Recorded data:
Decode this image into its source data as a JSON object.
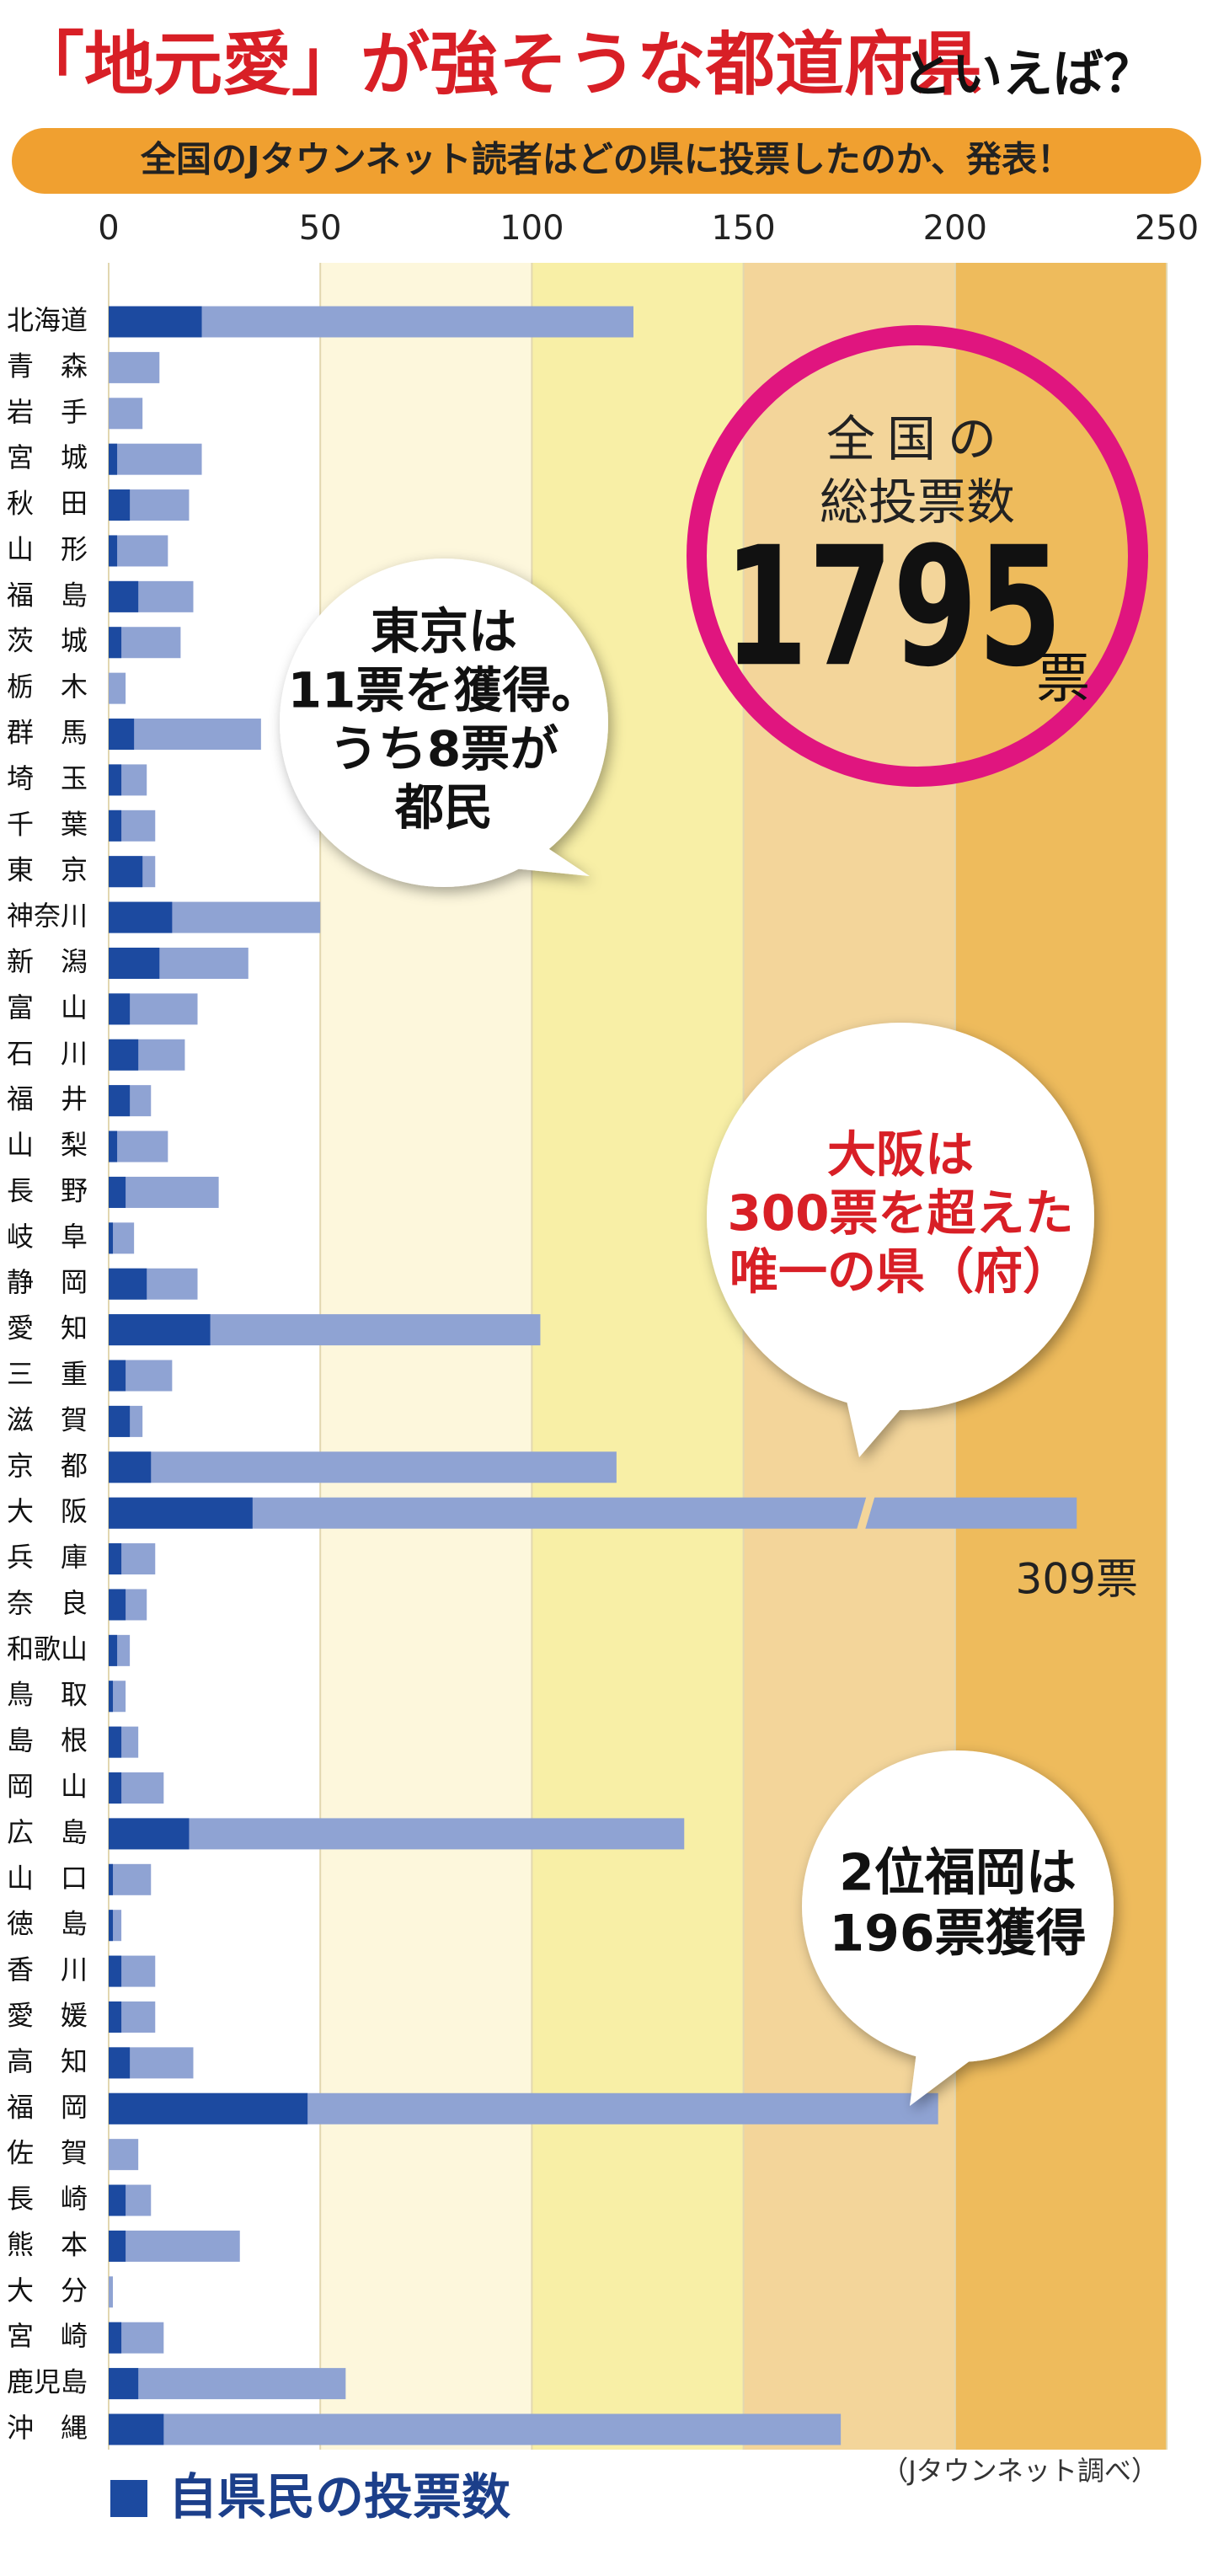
{
  "chart_data": {
    "type": "bar",
    "orientation": "horizontal",
    "title": "「地元愛」が強そうな都道府県",
    "title_suffix": "といえば？",
    "subtitle": "全国のJタウンネット読者はどの県に投票したのか、発表！",
    "categories": [
      "北海道",
      "青　森",
      "岩　手",
      "宮　城",
      "秋　田",
      "山　形",
      "福　島",
      "茨　城",
      "栃　木",
      "群　馬",
      "埼　玉",
      "千　葉",
      "東　京",
      "神奈川",
      "新　潟",
      "富　山",
      "石　川",
      "福　井",
      "山　梨",
      "長　野",
      "岐　阜",
      "静　岡",
      "愛　知",
      "三　重",
      "滋　賀",
      "京　都",
      "大　阪",
      "兵　庫",
      "奈　良",
      "和歌山",
      "鳥　取",
      "島　根",
      "岡　山",
      "広　島",
      "山　口",
      "徳　島",
      "香　川",
      "愛　媛",
      "高　知",
      "福　岡",
      "佐　賀",
      "長　崎",
      "熊　本",
      "大　分",
      "宮　崎",
      "鹿児島",
      "沖　縄"
    ],
    "series": [
      {
        "color": "#8fa3d3",
        "values": [
          124,
          12,
          8,
          22,
          19,
          14,
          20,
          17,
          4,
          36,
          9,
          11,
          11,
          50,
          33,
          21,
          18,
          10,
          14,
          26,
          6,
          21,
          102,
          15,
          8,
          120,
          309,
          11,
          9,
          5,
          4,
          7,
          13,
          136,
          10,
          3,
          11,
          11,
          20,
          196,
          7,
          10,
          31,
          1,
          13,
          56,
          173
        ],
        "value_labels": [
          null,
          null,
          null,
          null,
          null,
          null,
          null,
          null,
          null,
          null,
          null,
          null,
          null,
          null,
          null,
          null,
          null,
          null,
          null,
          null,
          null,
          null,
          null,
          null,
          null,
          null,
          "309票",
          null,
          null,
          null,
          null,
          null,
          null,
          null,
          null,
          null,
          null,
          null,
          null,
          null,
          null,
          null,
          null,
          null,
          null,
          null,
          null
        ]
      },
      {
        "name": "自県民の投票数",
        "color": "#1c4aa0",
        "values": [
          22,
          0,
          0,
          2,
          5,
          2,
          7,
          3,
          0,
          6,
          3,
          3,
          8,
          15,
          12,
          5,
          7,
          5,
          2,
          4,
          1,
          9,
          24,
          4,
          5,
          10,
          34,
          3,
          4,
          2,
          1,
          3,
          3,
          19,
          1,
          1,
          3,
          3,
          5,
          47,
          0,
          4,
          4,
          0,
          3,
          7,
          13
        ]
      }
    ],
    "overlap": true,
    "xlim": [
      0,
      250
    ],
    "xticks": [
      0,
      50,
      100,
      150,
      200,
      250
    ],
    "band_colors": [
      "#ffffff",
      "#fdf7dc",
      "#f8efa6",
      "#f3d59a",
      "#eebb5c"
    ],
    "axis_break": true,
    "circle": {
      "line1": "全国の",
      "line2": "総投票数",
      "number": "1795",
      "unit": "票"
    },
    "annotations": [
      {
        "lines": [
          "東京は",
          "11票を獲得。",
          "うち8票が",
          "都民"
        ]
      },
      {
        "lines": [
          "大阪は",
          "300票を超えた",
          "唯一の県（府）"
        ]
      },
      {
        "lines": [
          "2位福岡は",
          "196票獲得"
        ]
      }
    ],
    "source": "（Jタウンネット調べ）"
  }
}
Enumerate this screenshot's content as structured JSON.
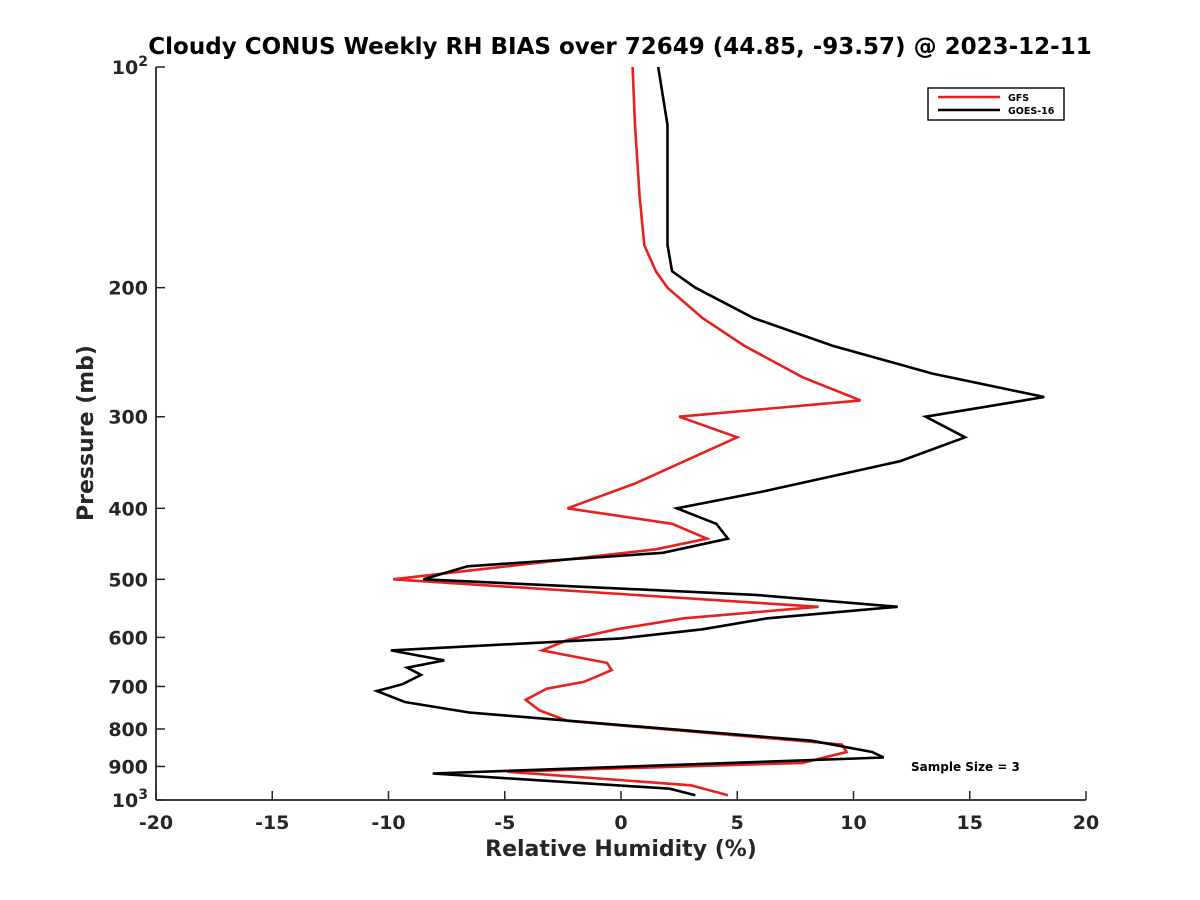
{
  "chart_data": {
    "type": "line",
    "title": "Cloudy CONUS Weekly RH BIAS over 72649 (44.85, -93.57) @ 2023-12-11",
    "xlabel": "Relative Humidity (%)",
    "ylabel": "Pressure (mb)",
    "xlim": [
      -20,
      20
    ],
    "ylim": [
      100,
      1000
    ],
    "y_scale": "log",
    "y_reversed": true,
    "grid": false,
    "legend_position": "top-right",
    "x_ticks": [
      "-20",
      "-15",
      "-10",
      "-5",
      "0",
      "5",
      "10",
      "15",
      "20"
    ],
    "x_tick_values": [
      -20,
      -15,
      -10,
      -5,
      0,
      5,
      10,
      15,
      20
    ],
    "y_ticks": [
      {
        "value": 100,
        "base": "10",
        "exp": "2"
      },
      {
        "value": 200,
        "label": "200"
      },
      {
        "value": 300,
        "label": "300"
      },
      {
        "value": 400,
        "label": "400"
      },
      {
        "value": 500,
        "label": "500"
      },
      {
        "value": 600,
        "label": "600"
      },
      {
        "value": 700,
        "label": "700"
      },
      {
        "value": 800,
        "label": "800"
      },
      {
        "value": 900,
        "label": "900"
      },
      {
        "value": 1000,
        "base": "10",
        "exp": "3"
      }
    ],
    "annotation": "Sample Size = 3",
    "series": [
      {
        "name": "GFS",
        "color": "#e8201e",
        "x": [
          0.5,
          0.6,
          0.8,
          1.0,
          1.5,
          2.0,
          3.5,
          5.3,
          7.8,
          10.3,
          2.5,
          5.0,
          0.6,
          -2.3,
          2.2,
          3.7,
          1.5,
          -9.8,
          8.5,
          2.7,
          -0.2,
          -2.3,
          -3.4,
          -0.6,
          -0.4,
          -1.6,
          -3.2,
          -4.1,
          -3.5,
          -2.3,
          9.5,
          9.7,
          7.8,
          -4.9,
          3.0,
          4.6
        ],
        "y": [
          100,
          120,
          150,
          175,
          190,
          200,
          220,
          240,
          265,
          285,
          300,
          320,
          370,
          400,
          420,
          440,
          455,
          500,
          545,
          565,
          585,
          605,
          625,
          650,
          665,
          690,
          705,
          730,
          755,
          780,
          840,
          860,
          890,
          915,
          955,
          985
        ]
      },
      {
        "name": "GOES-16",
        "color": "#000000",
        "x": [
          1.6,
          2.0,
          2.0,
          2.0,
          2.2,
          3.2,
          5.7,
          9.1,
          13.4,
          18.2,
          13.1,
          14.8,
          12.0,
          6.0,
          2.4,
          4.1,
          4.6,
          1.8,
          -6.6,
          -8.5,
          5.8,
          11.9,
          6.3,
          3.5,
          0.0,
          -9.9,
          -7.6,
          -9.2,
          -8.6,
          -9.4,
          -10.5,
          -9.3,
          -6.5,
          8.2,
          10.8,
          11.3,
          -8.1,
          2.1,
          3.2
        ],
        "y": [
          100,
          120,
          150,
          175,
          190,
          200,
          220,
          240,
          262,
          282,
          300,
          320,
          345,
          380,
          400,
          420,
          440,
          460,
          480,
          500,
          525,
          545,
          565,
          585,
          602,
          625,
          645,
          660,
          675,
          695,
          710,
          735,
          760,
          830,
          860,
          875,
          920,
          965,
          985
        ]
      }
    ]
  }
}
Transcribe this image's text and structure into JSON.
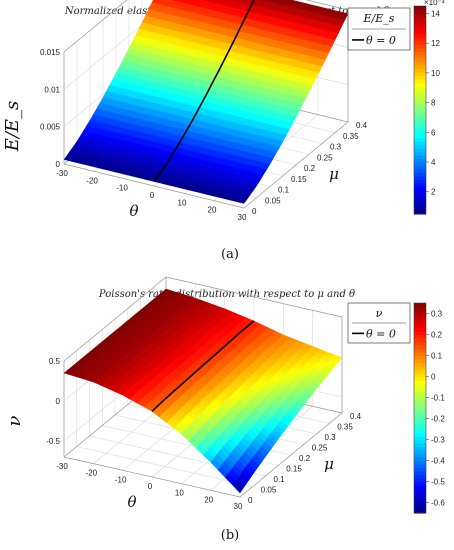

Direction:
In the listing, find every line with the word "source" and state how many there are, nothing more.

Written response:
2